Under this task are some entries; return every one of them exactly.

--- start ---

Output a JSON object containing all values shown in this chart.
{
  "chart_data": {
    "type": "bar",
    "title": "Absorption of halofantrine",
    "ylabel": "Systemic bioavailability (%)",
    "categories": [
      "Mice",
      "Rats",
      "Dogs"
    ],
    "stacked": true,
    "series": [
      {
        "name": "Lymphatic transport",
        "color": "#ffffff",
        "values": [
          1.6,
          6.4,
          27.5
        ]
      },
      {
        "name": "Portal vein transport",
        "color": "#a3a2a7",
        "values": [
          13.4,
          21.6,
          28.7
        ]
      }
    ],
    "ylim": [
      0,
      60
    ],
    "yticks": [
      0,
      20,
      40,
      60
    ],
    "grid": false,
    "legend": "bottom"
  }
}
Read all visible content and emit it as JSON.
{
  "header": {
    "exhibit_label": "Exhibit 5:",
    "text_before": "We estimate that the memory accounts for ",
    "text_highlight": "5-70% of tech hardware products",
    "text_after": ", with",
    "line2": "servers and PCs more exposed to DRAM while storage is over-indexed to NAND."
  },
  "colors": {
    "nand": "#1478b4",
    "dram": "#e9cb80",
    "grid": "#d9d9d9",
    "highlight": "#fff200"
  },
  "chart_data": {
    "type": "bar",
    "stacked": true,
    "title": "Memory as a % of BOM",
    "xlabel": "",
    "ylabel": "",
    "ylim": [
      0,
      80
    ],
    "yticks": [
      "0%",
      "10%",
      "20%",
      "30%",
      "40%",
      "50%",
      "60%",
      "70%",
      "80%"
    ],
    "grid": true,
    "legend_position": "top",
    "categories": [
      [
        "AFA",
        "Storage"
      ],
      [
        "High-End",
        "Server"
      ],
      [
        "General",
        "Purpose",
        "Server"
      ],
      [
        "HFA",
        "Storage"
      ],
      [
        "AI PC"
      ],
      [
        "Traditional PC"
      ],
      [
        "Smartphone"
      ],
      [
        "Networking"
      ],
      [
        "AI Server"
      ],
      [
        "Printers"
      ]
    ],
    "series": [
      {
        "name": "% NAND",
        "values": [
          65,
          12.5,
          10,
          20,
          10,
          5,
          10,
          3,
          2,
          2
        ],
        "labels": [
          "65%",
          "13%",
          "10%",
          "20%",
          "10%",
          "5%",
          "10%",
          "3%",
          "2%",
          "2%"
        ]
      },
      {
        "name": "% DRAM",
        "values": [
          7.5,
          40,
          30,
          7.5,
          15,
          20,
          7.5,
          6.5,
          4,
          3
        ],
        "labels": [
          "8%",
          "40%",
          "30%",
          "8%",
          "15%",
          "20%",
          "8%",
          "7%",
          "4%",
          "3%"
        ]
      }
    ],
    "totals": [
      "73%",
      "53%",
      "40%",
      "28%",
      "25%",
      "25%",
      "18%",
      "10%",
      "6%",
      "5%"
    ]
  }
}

--- end ---

The answer -
Output a JSON object containing all values shown in this chart.
{
  "chart_data": {
    "type": "bar",
    "title": "Absorption of halofantrine",
    "ylabel": "Systemic bioavailability (%)",
    "categories": [
      "Mice",
      "Rats",
      "Dogs"
    ],
    "stacked": true,
    "series": [
      {
        "name": "Lymphatic transport",
        "color": "#ffffff",
        "values": [
          1.6,
          6.4,
          27.5
        ]
      },
      {
        "name": "Portal vein transport",
        "color": "#a3a2a7",
        "values": [
          13.4,
          21.6,
          28.7
        ]
      }
    ],
    "ylim": [
      0,
      60
    ],
    "yticks": [
      0,
      20,
      40,
      60
    ],
    "grid": false,
    "legend": "bottom"
  }
}
Read all visible content and emit it as JSON.
{
  "header": {
    "exhibit_label": "Exhibit 5:",
    "text_before": "We estimate that the memory accounts for ",
    "text_highlight": "5-70% of tech hardware products",
    "text_after": ", with",
    "line2": "servers and PCs more exposed to DRAM while storage is over-indexed to NAND."
  },
  "colors": {
    "nand": "#1478b4",
    "dram": "#e9cb80",
    "grid": "#d9d9d9",
    "highlight": "#fff200"
  },
  "chart_data": {
    "type": "bar",
    "stacked": true,
    "title": "Memory as a % of BOM",
    "xlabel": "",
    "ylabel": "",
    "ylim": [
      0,
      80
    ],
    "yticks": [
      "0%",
      "10%",
      "20%",
      "30%",
      "40%",
      "50%",
      "60%",
      "70%",
      "80%"
    ],
    "grid": true,
    "legend_position": "top",
    "categories": [
      [
        "AFA",
        "Storage"
      ],
      [
        "High-End",
        "Server"
      ],
      [
        "General",
        "Purpose",
        "Server"
      ],
      [
        "HFA",
        "Storage"
      ],
      [
        "AI PC"
      ],
      [
        "Traditional PC"
      ],
      [
        "Smartphone"
      ],
      [
        "Networking"
      ],
      [
        "AI Server"
      ],
      [
        "Printers"
      ]
    ],
    "series": [
      {
        "name": "% NAND",
        "values": [
          65,
          12.5,
          10,
          20,
          10,
          5,
          10,
          3,
          2,
          2
        ],
        "labels": [
          "65%",
          "13%",
          "10%",
          "20%",
          "10%",
          "5%",
          "10%",
          "3%",
          "2%",
          "2%"
        ]
      },
      {
        "name": "% DRAM",
        "values": [
          7.5,
          40,
          30,
          7.5,
          15,
          20,
          7.5,
          6.5,
          4,
          3
        ],
        "labels": [
          "8%",
          "40%",
          "30%",
          "8%",
          "15%",
          "20%",
          "8%",
          "7%",
          "4%",
          "3%"
        ]
      }
    ],
    "totals": [
      "73%",
      "53%",
      "40%",
      "28%",
      "25%",
      "25%",
      "18%",
      "10%",
      "6%",
      "5%"
    ]
  }
}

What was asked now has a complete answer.